■ **Problem to solve**
Transcribe the records exactly. Pictures do not belong in the transcription.

■ **Records supplied**
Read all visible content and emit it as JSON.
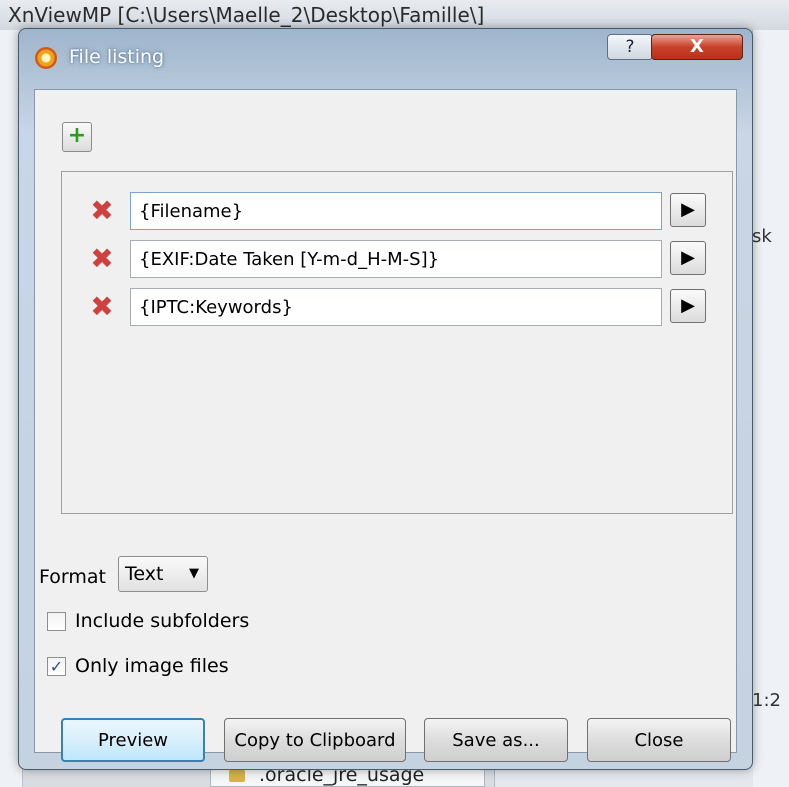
{
  "background": {
    "title": "XnViewMP [C:\\Users\\Maelle_2\\Desktop\\Famille\\]",
    "right_edge": [
      "sk",
      "1:2"
    ],
    "folder_item": ".oracle_jre_usage"
  },
  "dialog": {
    "title": "File listing",
    "help_label": "?",
    "close_label": "X",
    "add_label": "+",
    "fields": [
      {
        "value": "{Filename}"
      },
      {
        "value": "{EXIF:Date Taken [Y-m-d_H-M-S]}"
      },
      {
        "value": "{IPTC:Keywords}"
      }
    ],
    "delete_label": "✖",
    "arrow_label": "▶",
    "format_label": "Format",
    "format_value": "Text",
    "include_subfolders": {
      "label": "Include subfolders",
      "checked": false
    },
    "only_images": {
      "label": "Only image files",
      "checked": true
    },
    "buttons": {
      "preview": "Preview",
      "copy": "Copy to Clipboard",
      "save": "Save as...",
      "close": "Close"
    }
  },
  "icons": {
    "app": "xnview-flower-icon",
    "add": "plus-icon",
    "delete": "red-x-icon",
    "arrow": "play-arrow-icon"
  },
  "colors": {
    "accent": "#3c7fb1",
    "delete": "#d0413d",
    "add": "#2f9c1e",
    "close": "#c9412a"
  }
}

■ **The response**
Read all visible content and emit it as JSON.
{
  "background": {
    "title": "XnViewMP [C:\\Users\\Maelle_2\\Desktop\\Famille\\]",
    "right_edge": [
      "sk",
      "1:2"
    ],
    "folder_item": ".oracle_jre_usage"
  },
  "dialog": {
    "title": "File listing",
    "help_label": "?",
    "close_label": "X",
    "add_label": "+",
    "fields": [
      {
        "value": "{Filename}"
      },
      {
        "value": "{EXIF:Date Taken [Y-m-d_H-M-S]}"
      },
      {
        "value": "{IPTC:Keywords}"
      }
    ],
    "delete_label": "✖",
    "arrow_label": "▶",
    "format_label": "Format",
    "format_value": "Text",
    "include_subfolders": {
      "label": "Include subfolders",
      "checked": false
    },
    "only_images": {
      "label": "Only image files",
      "checked": true
    },
    "buttons": {
      "preview": "Preview",
      "copy": "Copy to Clipboard",
      "save": "Save as...",
      "close": "Close"
    }
  },
  "icons": {
    "app": "xnview-flower-icon",
    "add": "plus-icon",
    "delete": "red-x-icon",
    "arrow": "play-arrow-icon"
  },
  "colors": {
    "accent": "#3c7fb1",
    "delete": "#d0413d",
    "add": "#2f9c1e",
    "close": "#c9412a"
  }
}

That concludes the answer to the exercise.